What you need to do:
Transcribe the listing exactly, leaving out every picture.

+++ Material +++

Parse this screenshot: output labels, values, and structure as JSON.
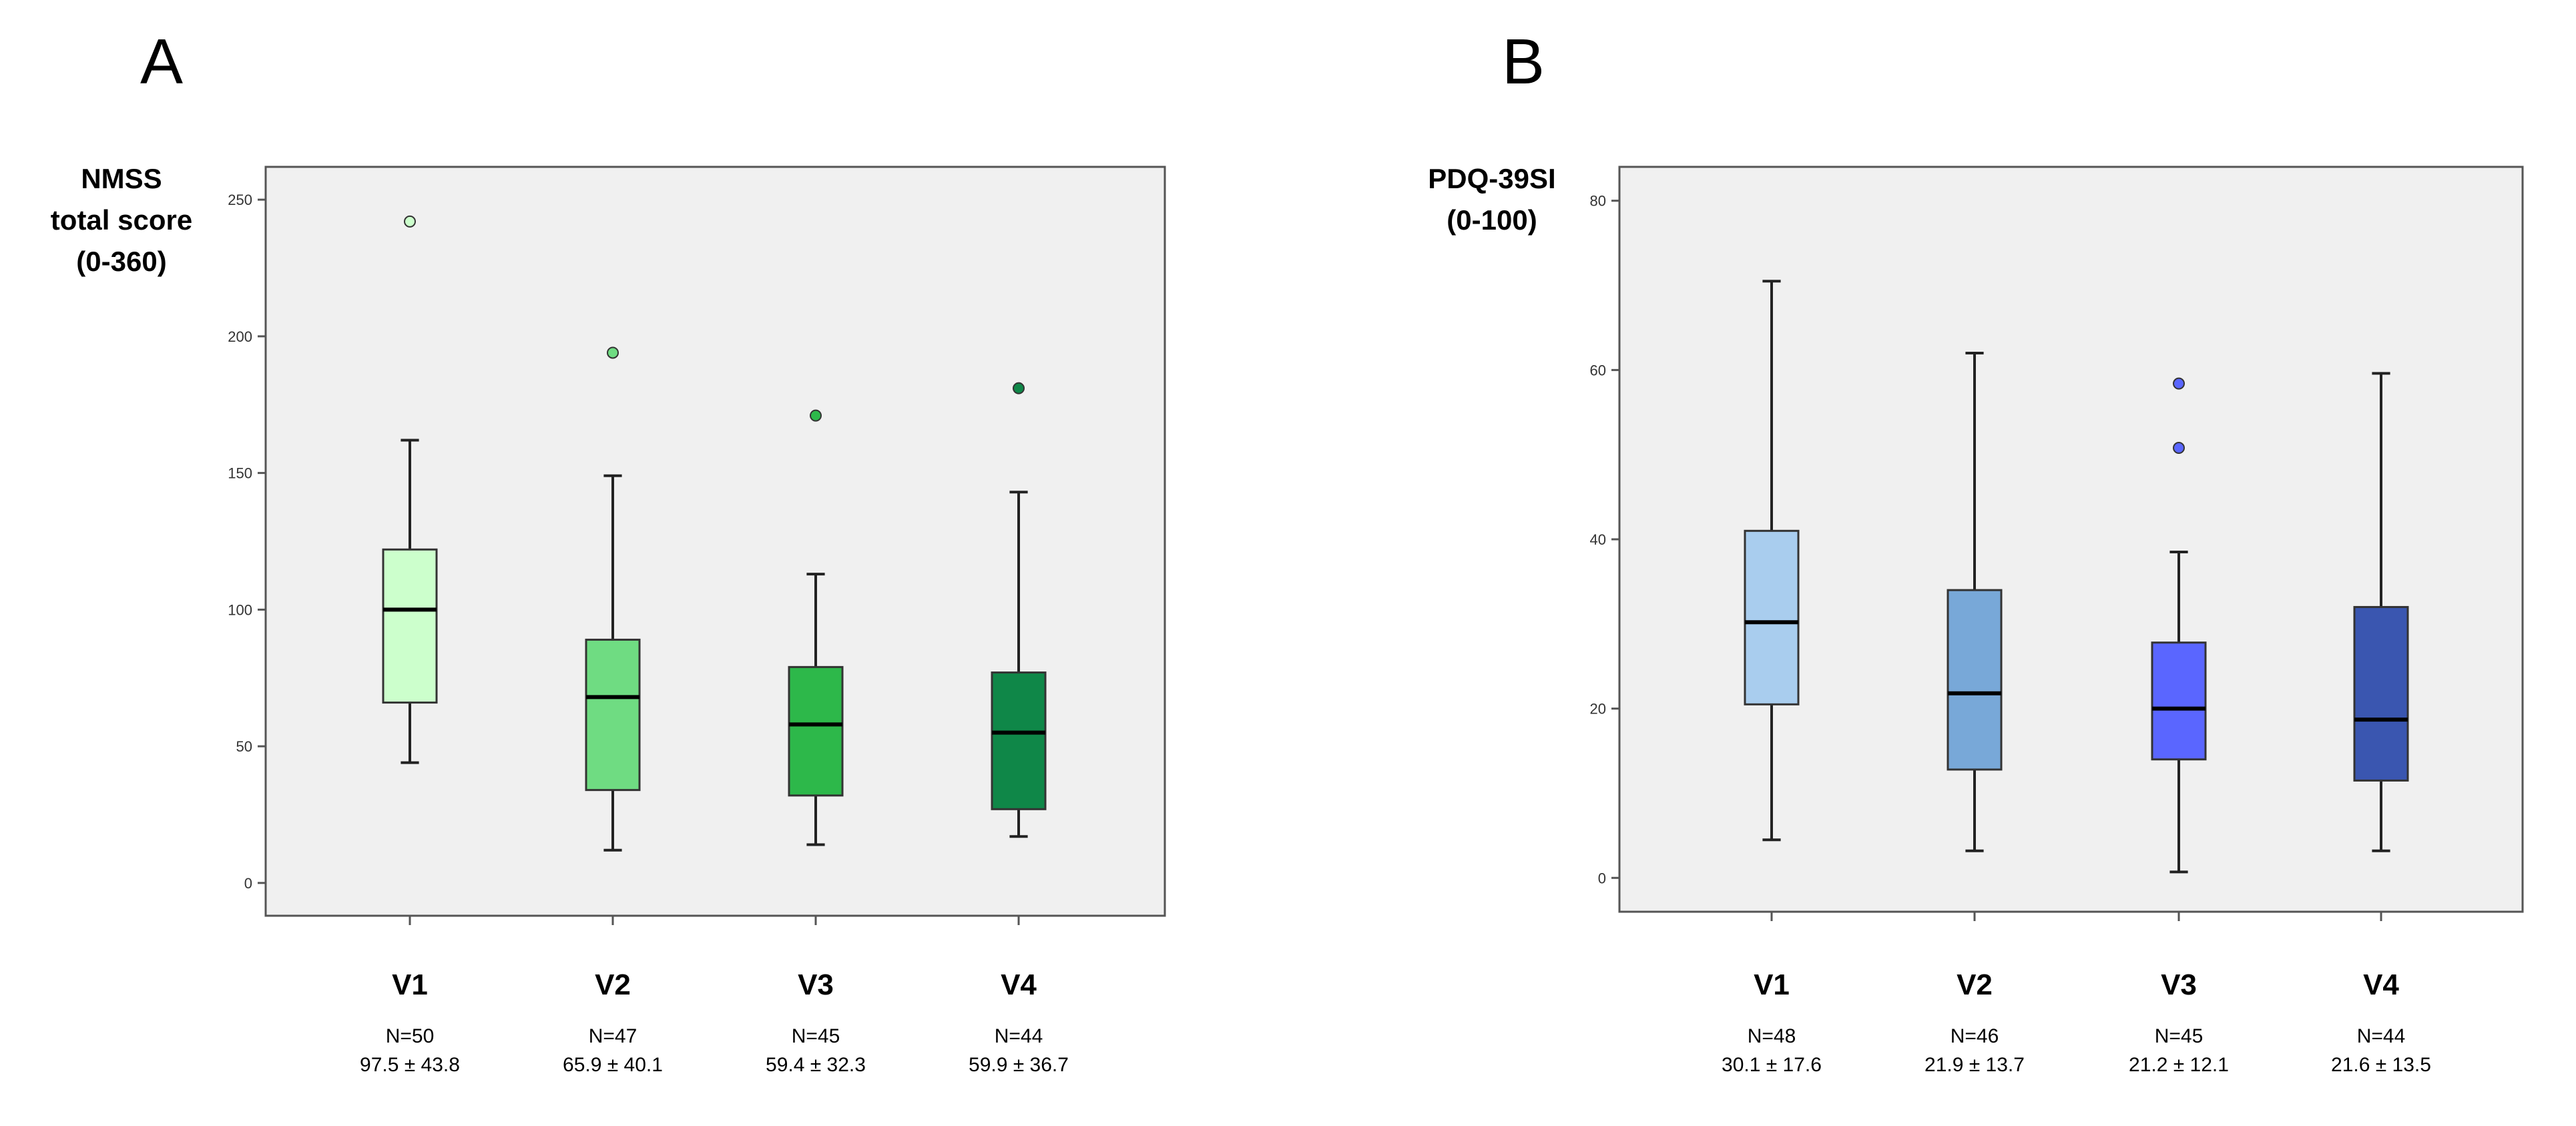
{
  "chart_data": [
    {
      "type": "boxplot",
      "panel_label": "A",
      "ylabel": [
        "NMSS",
        "total score",
        "(0-360)"
      ],
      "ylim": [
        -12,
        262
      ],
      "yticks": [
        0,
        50,
        100,
        150,
        200,
        250
      ],
      "categories": [
        "V1",
        "V2",
        "V3",
        "V4"
      ],
      "n_labels": [
        "N=50",
        "N=47",
        "N=45",
        "N=44"
      ],
      "stats_labels": [
        "97.5 ± 43.8",
        "65.9 ± 40.1",
        "59.4 ± 32.3",
        "59.9 ± 36.7"
      ],
      "colors": [
        "#ccffcc",
        "#6fdc82",
        "#2db84a",
        "#0f8748"
      ],
      "boxes": [
        {
          "whisker_low": 44,
          "q1": 66,
          "median": 100,
          "q3": 122,
          "whisker_high": 162,
          "outliers": [
            242
          ]
        },
        {
          "whisker_low": 12,
          "q1": 34,
          "median": 68,
          "q3": 89,
          "whisker_high": 149,
          "outliers": [
            194
          ]
        },
        {
          "whisker_low": 14,
          "q1": 32,
          "median": 58,
          "q3": 79,
          "whisker_high": 113,
          "outliers": [
            171
          ]
        },
        {
          "whisker_low": 17,
          "q1": 27,
          "median": 55,
          "q3": 77,
          "whisker_high": 143,
          "outliers": [
            181
          ]
        }
      ]
    },
    {
      "type": "boxplot",
      "panel_label": "B",
      "ylabel": [
        "PDQ-39SI",
        "(0-100)"
      ],
      "ylim": [
        -4,
        84
      ],
      "yticks": [
        0,
        20,
        40,
        60,
        80
      ],
      "categories": [
        "V1",
        "V2",
        "V3",
        "V4"
      ],
      "n_labels": [
        "N=48",
        "N=46",
        "N=45",
        "N=44"
      ],
      "stats_labels": [
        "30.1 ± 17.6",
        "21.9 ± 13.7",
        "21.2 ± 12.1",
        "21.6 ± 13.5"
      ],
      "colors": [
        "#a9cdee",
        "#78a8d8",
        "#5a66ff",
        "#3a56b0"
      ],
      "boxes": [
        {
          "whisker_low": 4.5,
          "q1": 20.5,
          "median": 30.2,
          "q3": 41,
          "whisker_high": 70.5,
          "outliers": []
        },
        {
          "whisker_low": 3.2,
          "q1": 12.8,
          "median": 21.8,
          "q3": 34,
          "whisker_high": 62,
          "outliers": []
        },
        {
          "whisker_low": 0.7,
          "q1": 14,
          "median": 20,
          "q3": 27.8,
          "whisker_high": 38.5,
          "outliers": [
            58.4,
            50.8
          ]
        },
        {
          "whisker_low": 3.2,
          "q1": 11.5,
          "median": 18.7,
          "q3": 32,
          "whisker_high": 59.6,
          "outliers": []
        }
      ]
    }
  ]
}
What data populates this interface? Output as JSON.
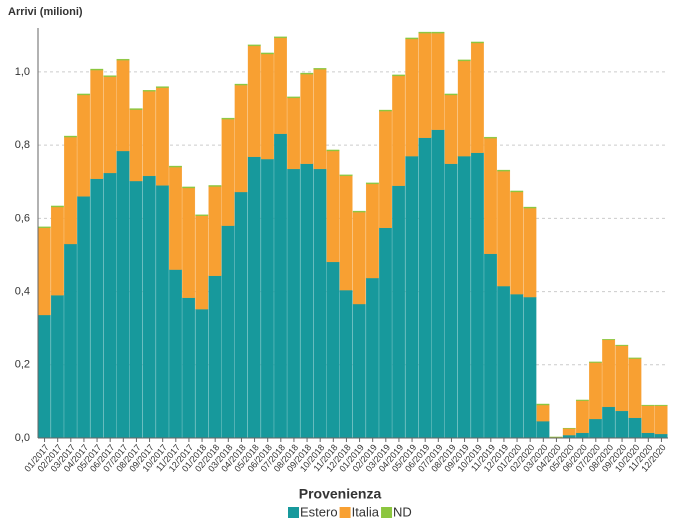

+++

Answer to this problem:
Parse this screenshot: output labels, values, and structure as JSON.
{
  "chart_data": [
    {
      "type": "boxplot",
      "panel_label": "A",
      "ylabel": [
        "NMSS",
        "total score",
        "(0-360)"
      ],
      "ylim": [
        -12,
        262
      ],
      "yticks": [
        0,
        50,
        100,
        150,
        200,
        250
      ],
      "categories": [
        "V1",
        "V2",
        "V3",
        "V4"
      ],
      "n_labels": [
        "N=50",
        "N=47",
        "N=45",
        "N=44"
      ],
      "stats_labels": [
        "97.5 ± 43.8",
        "65.9 ± 40.1",
        "59.4 ± 32.3",
        "59.9 ± 36.7"
      ],
      "colors": [
        "#ccffcc",
        "#6fdc82",
        "#2db84a",
        "#0f8748"
      ],
      "boxes": [
        {
          "whisker_low": 44,
          "q1": 66,
          "median": 100,
          "q3": 122,
          "whisker_high": 162,
          "outliers": [
            242
          ]
        },
        {
          "whisker_low": 12,
          "q1": 34,
          "median": 68,
          "q3": 89,
          "whisker_high": 149,
          "outliers": [
            194
          ]
        },
        {
          "whisker_low": 14,
          "q1": 32,
          "median": 58,
          "q3": 79,
          "whisker_high": 113,
          "outliers": [
            171
          ]
        },
        {
          "whisker_low": 17,
          "q1": 27,
          "median": 55,
          "q3": 77,
          "whisker_high": 143,
          "outliers": [
            181
          ]
        }
      ]
    },
    {
      "type": "boxplot",
      "panel_label": "B",
      "ylabel": [
        "PDQ-39SI",
        "(0-100)"
      ],
      "ylim": [
        -4,
        84
      ],
      "yticks": [
        0,
        20,
        40,
        60,
        80
      ],
      "categories": [
        "V1",
        "V2",
        "V3",
        "V4"
      ],
      "n_labels": [
        "N=48",
        "N=46",
        "N=45",
        "N=44"
      ],
      "stats_labels": [
        "30.1 ± 17.6",
        "21.9 ± 13.7",
        "21.2 ± 12.1",
        "21.6 ± 13.5"
      ],
      "colors": [
        "#a9cdee",
        "#78a8d8",
        "#5a66ff",
        "#3a56b0"
      ],
      "boxes": [
        {
          "whisker_low": 4.5,
          "q1": 20.5,
          "median": 30.2,
          "q3": 41,
          "whisker_high": 70.5,
          "outliers": []
        },
        {
          "whisker_low": 3.2,
          "q1": 12.8,
          "median": 21.8,
          "q3": 34,
          "whisker_high": 62,
          "outliers": []
        },
        {
          "whisker_low": 0.7,
          "q1": 14,
          "median": 20,
          "q3": 27.8,
          "whisker_high": 38.5,
          "outliers": [
            58.4,
            50.8
          ]
        },
        {
          "whisker_low": 3.2,
          "q1": 11.5,
          "median": 18.7,
          "q3": 32,
          "whisker_high": 59.6,
          "outliers": []
        }
      ]
    }
  ]
}
What data populates this interface? Output as JSON.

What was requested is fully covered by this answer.